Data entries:
● ● ● ● ●

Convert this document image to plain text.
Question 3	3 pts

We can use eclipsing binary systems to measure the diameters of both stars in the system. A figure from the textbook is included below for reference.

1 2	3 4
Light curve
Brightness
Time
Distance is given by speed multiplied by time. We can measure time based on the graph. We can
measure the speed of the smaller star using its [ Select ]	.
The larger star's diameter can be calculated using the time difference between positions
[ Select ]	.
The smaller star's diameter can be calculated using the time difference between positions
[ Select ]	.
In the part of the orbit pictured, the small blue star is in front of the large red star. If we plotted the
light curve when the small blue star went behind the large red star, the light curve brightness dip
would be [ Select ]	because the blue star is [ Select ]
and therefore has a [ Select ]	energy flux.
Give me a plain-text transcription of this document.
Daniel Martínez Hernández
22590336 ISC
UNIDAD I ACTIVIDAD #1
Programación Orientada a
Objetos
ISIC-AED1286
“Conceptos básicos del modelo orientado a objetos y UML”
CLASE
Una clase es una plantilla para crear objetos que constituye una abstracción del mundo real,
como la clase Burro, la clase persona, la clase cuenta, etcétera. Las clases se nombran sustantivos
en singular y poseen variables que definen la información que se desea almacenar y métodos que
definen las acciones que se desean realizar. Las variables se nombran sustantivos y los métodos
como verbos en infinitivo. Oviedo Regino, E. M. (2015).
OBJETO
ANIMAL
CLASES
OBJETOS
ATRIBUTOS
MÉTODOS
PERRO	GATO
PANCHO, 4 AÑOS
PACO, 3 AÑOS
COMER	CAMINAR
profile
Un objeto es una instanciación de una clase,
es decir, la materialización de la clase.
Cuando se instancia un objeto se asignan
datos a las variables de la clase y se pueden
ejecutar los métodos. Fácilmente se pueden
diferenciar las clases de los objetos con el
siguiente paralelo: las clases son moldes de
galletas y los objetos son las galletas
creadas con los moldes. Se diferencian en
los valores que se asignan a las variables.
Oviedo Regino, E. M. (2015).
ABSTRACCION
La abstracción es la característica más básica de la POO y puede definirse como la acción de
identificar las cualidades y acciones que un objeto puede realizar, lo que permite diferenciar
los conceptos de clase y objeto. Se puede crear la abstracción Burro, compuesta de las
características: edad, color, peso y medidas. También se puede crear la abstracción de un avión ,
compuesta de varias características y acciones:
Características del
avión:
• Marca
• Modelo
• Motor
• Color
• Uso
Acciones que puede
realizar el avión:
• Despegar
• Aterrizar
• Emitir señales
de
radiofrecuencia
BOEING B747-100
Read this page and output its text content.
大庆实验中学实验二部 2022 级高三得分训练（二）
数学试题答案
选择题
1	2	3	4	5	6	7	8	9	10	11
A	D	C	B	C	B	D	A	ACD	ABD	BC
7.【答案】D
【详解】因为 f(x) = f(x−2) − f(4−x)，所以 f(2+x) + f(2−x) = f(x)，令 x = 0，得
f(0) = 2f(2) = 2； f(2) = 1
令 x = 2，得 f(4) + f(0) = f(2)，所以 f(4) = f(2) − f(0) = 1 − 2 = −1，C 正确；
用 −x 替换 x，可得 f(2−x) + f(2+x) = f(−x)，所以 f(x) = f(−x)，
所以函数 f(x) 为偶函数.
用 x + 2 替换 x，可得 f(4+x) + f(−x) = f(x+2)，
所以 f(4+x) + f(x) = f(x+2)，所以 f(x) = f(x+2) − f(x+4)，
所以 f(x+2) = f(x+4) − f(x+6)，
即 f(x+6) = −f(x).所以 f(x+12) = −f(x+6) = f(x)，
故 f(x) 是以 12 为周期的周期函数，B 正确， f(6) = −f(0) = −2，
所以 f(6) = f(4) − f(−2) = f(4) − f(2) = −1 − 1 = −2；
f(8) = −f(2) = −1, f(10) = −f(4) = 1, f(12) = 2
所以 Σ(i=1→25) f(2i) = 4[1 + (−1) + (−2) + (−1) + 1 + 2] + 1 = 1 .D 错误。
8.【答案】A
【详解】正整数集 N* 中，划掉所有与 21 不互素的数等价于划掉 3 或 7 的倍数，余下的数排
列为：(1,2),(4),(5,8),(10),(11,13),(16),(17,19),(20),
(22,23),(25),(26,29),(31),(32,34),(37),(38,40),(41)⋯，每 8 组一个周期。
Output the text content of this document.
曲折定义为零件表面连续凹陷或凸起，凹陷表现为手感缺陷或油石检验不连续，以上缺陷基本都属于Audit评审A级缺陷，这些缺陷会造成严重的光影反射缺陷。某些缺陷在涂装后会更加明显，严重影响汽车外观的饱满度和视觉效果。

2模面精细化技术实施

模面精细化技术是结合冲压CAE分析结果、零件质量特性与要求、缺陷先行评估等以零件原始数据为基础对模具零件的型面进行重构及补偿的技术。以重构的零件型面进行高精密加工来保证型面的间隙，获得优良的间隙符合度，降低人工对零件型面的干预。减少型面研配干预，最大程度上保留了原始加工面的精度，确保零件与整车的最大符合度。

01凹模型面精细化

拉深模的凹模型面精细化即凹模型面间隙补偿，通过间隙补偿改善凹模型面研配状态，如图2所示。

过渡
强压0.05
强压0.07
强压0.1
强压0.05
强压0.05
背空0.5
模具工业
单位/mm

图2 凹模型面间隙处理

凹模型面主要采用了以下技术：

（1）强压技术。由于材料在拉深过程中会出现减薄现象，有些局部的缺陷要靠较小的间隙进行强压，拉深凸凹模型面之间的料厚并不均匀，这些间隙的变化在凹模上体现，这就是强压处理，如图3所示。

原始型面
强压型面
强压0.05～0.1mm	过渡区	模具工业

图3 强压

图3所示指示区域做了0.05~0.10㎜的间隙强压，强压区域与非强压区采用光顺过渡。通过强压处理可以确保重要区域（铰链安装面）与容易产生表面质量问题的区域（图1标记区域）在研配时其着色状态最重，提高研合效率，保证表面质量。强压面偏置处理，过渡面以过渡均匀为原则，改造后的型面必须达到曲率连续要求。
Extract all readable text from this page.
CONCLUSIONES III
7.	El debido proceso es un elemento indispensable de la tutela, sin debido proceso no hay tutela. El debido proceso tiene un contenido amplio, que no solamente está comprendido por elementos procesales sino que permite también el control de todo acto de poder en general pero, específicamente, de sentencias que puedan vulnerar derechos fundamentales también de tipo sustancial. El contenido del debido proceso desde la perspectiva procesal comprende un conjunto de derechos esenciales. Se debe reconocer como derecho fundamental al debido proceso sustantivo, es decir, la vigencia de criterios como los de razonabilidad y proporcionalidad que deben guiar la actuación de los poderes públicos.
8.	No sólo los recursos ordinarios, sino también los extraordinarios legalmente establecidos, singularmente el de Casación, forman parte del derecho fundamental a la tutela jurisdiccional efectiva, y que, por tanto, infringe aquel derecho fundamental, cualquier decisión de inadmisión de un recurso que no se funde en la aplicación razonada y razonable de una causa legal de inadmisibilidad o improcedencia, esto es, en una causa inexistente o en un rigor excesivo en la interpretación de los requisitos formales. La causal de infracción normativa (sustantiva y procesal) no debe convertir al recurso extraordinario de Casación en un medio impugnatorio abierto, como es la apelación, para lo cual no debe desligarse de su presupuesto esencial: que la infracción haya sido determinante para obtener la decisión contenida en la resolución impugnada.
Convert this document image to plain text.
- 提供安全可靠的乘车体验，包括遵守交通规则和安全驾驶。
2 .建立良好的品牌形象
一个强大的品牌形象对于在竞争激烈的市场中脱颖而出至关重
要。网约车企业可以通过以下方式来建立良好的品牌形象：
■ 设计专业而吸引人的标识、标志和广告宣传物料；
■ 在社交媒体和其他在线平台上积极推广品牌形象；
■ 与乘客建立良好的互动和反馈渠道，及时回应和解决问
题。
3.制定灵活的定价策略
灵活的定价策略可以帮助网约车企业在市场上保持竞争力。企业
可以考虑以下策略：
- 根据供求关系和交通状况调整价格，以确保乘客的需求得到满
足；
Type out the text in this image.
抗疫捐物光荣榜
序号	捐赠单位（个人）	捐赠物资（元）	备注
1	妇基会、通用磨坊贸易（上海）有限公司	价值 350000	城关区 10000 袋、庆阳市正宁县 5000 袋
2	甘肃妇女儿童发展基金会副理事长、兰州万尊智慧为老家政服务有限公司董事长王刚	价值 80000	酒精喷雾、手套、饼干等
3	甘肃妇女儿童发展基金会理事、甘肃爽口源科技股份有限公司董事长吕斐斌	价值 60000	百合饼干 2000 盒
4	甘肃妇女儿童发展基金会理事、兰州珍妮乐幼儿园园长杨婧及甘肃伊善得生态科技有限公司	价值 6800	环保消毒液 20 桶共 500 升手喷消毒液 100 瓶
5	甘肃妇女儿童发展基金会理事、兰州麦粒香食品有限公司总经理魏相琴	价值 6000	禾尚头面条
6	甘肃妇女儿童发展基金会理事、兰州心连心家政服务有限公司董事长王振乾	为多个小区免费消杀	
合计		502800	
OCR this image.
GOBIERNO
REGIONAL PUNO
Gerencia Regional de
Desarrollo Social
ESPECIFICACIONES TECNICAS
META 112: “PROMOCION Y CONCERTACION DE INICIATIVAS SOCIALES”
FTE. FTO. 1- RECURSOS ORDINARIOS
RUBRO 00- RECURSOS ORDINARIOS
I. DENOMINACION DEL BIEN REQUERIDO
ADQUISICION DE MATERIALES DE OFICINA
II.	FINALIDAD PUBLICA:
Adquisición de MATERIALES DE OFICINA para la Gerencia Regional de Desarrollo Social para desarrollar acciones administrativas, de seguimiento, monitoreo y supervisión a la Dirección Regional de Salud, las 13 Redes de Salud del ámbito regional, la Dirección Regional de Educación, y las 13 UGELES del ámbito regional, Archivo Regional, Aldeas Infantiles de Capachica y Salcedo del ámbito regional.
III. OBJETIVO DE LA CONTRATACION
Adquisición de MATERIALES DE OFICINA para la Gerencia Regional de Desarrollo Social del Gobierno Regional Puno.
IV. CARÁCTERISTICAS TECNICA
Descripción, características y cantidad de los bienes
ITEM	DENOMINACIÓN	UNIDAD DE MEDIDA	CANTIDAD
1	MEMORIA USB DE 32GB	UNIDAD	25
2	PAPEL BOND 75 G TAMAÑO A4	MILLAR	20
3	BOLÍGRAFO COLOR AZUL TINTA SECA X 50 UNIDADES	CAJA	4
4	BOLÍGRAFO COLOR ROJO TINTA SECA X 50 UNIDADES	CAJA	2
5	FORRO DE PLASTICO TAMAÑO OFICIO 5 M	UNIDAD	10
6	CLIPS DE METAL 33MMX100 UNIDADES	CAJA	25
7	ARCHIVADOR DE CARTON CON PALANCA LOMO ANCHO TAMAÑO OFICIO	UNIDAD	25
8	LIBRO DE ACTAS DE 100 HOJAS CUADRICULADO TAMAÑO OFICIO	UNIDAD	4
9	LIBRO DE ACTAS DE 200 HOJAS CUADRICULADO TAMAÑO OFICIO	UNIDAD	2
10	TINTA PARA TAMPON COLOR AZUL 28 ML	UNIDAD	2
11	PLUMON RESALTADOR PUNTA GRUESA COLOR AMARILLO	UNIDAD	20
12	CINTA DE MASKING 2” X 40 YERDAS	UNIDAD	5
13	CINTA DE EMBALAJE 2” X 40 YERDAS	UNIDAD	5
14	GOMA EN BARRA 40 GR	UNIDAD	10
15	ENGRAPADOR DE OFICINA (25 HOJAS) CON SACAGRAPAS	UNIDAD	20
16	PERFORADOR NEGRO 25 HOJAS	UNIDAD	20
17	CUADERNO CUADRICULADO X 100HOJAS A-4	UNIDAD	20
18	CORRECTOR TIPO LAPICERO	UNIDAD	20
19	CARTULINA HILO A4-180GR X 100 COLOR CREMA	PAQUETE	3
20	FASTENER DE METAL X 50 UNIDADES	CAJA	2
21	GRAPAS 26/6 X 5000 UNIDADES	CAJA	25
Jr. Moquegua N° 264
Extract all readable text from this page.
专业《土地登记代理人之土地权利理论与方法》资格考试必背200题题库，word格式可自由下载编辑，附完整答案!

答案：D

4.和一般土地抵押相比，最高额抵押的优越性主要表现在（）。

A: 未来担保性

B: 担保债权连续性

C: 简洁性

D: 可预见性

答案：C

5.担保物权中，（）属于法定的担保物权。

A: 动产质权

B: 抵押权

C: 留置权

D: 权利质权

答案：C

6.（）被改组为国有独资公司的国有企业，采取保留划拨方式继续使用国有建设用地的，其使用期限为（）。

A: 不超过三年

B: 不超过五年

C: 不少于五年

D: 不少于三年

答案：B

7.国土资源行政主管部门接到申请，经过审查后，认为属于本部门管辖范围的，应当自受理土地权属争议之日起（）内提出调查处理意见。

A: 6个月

● ● ● ● ●

| THE PROBLEM |
Find how many of the lines above have the word "this" in them. State only that number.

| FINISHED TASK |
9